■ Dataset records
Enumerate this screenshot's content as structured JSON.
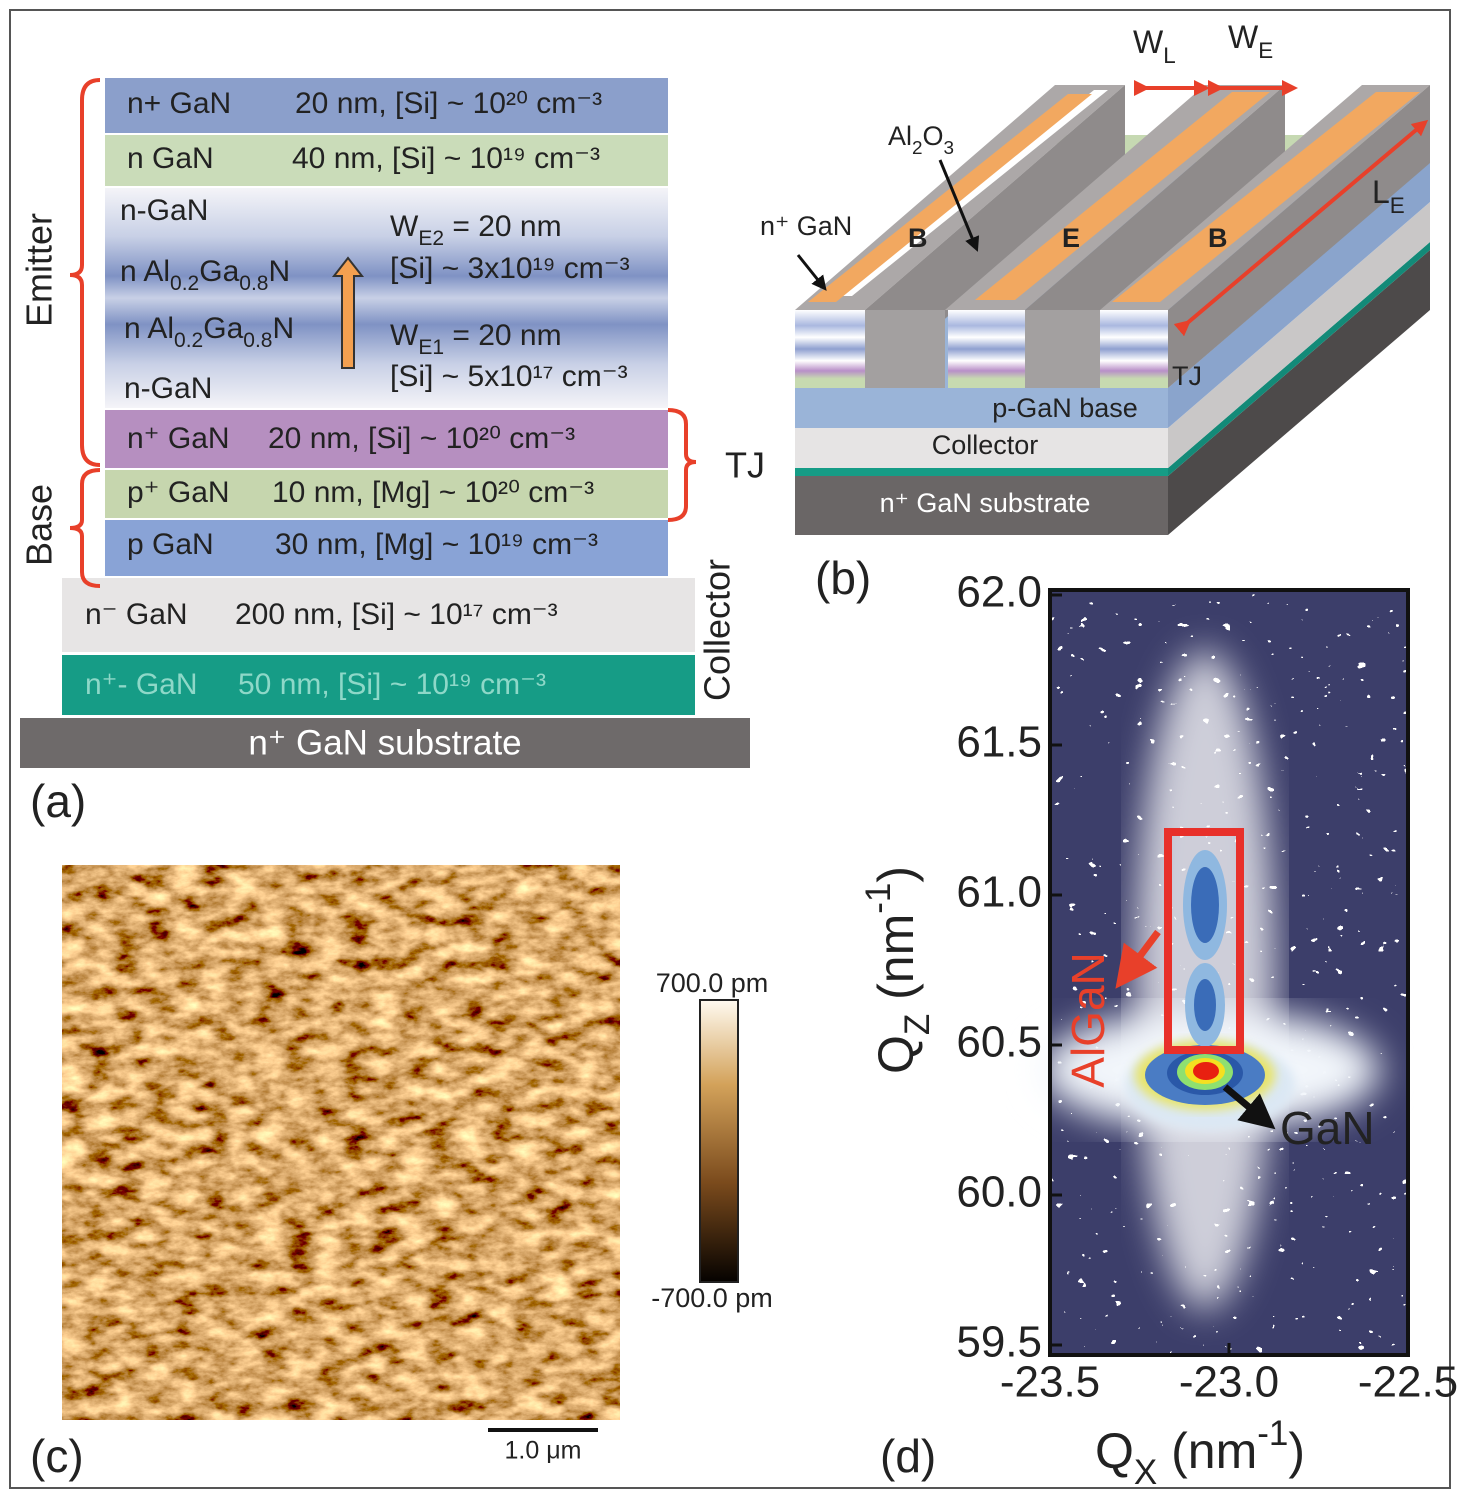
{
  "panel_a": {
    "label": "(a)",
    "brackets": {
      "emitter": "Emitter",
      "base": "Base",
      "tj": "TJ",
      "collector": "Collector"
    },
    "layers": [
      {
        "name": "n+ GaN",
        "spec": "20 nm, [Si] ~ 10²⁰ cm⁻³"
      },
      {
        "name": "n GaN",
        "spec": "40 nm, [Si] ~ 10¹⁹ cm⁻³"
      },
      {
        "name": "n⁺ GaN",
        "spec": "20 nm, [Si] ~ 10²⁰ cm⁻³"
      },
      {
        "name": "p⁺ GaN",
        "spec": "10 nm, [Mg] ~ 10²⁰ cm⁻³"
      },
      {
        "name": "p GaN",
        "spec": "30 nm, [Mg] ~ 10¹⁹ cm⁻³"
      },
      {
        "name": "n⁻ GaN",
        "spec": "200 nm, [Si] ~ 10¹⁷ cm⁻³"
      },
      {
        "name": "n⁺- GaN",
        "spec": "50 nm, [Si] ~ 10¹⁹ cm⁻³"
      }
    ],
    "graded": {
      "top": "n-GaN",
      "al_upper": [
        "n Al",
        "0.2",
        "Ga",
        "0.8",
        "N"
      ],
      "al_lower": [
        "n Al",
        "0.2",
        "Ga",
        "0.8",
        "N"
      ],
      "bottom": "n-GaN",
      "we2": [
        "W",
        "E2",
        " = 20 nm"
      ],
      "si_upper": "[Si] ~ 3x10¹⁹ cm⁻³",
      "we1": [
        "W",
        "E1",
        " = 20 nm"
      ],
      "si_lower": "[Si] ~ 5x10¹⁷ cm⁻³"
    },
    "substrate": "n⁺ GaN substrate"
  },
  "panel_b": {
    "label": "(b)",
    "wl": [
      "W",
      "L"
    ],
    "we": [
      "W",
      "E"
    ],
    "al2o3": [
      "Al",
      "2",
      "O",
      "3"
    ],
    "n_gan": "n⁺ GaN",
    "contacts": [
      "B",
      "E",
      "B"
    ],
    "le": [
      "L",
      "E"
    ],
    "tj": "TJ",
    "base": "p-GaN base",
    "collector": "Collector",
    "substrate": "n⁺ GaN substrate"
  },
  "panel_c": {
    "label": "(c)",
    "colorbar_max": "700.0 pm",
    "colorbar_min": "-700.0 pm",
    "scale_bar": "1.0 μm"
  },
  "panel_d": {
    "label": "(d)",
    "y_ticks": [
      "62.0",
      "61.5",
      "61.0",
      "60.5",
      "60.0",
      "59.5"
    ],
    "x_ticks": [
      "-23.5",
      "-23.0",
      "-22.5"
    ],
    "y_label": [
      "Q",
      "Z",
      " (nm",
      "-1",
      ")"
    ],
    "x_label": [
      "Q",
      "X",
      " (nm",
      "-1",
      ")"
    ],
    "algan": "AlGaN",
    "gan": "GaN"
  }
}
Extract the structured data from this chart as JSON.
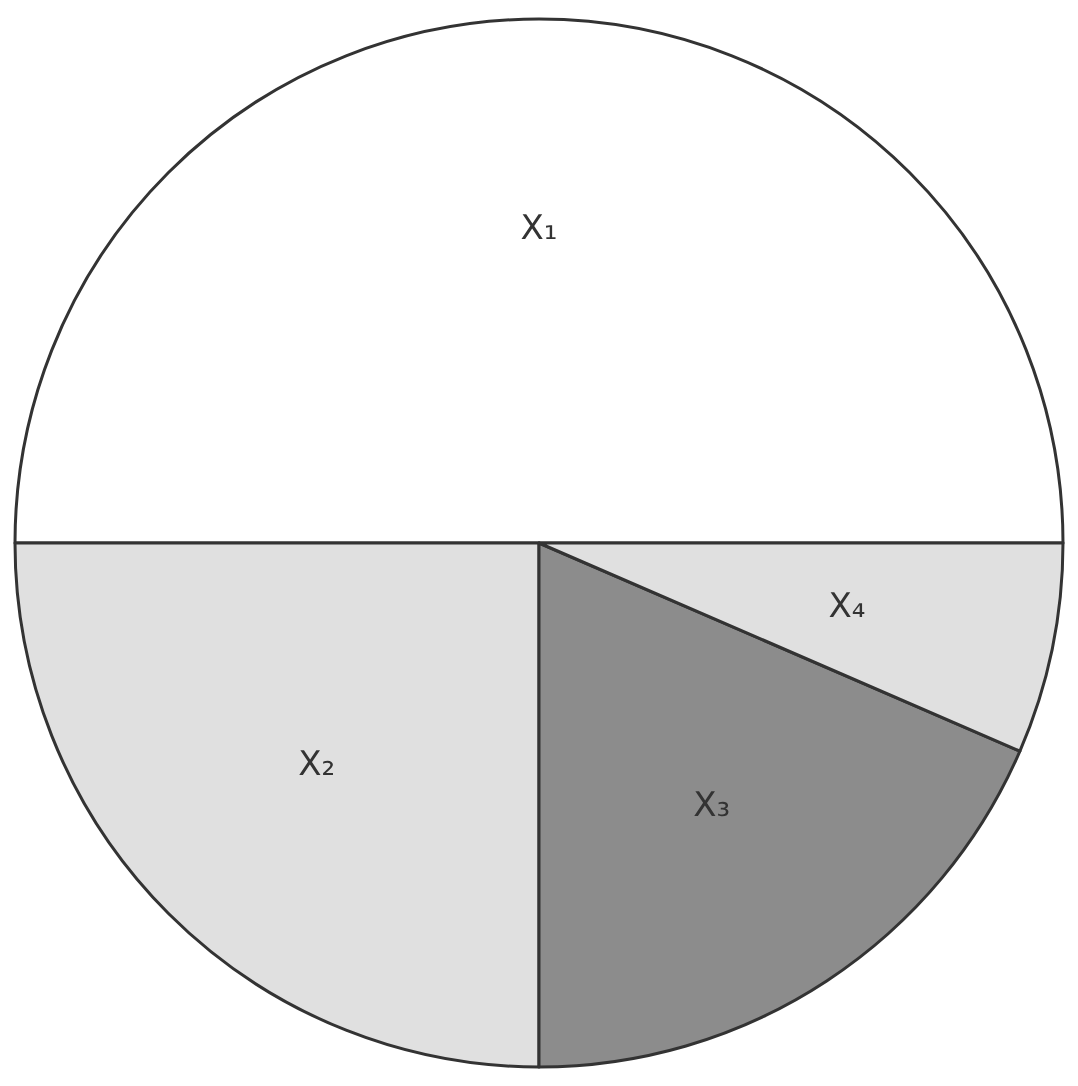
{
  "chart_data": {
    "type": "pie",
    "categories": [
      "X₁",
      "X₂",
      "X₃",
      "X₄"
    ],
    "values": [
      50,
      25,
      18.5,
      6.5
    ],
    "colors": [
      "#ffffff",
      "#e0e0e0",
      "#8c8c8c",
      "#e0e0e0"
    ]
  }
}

■ Work instructions
Give the count of lines in the data shown above that contain "this", and nothing else.

■ Task response
2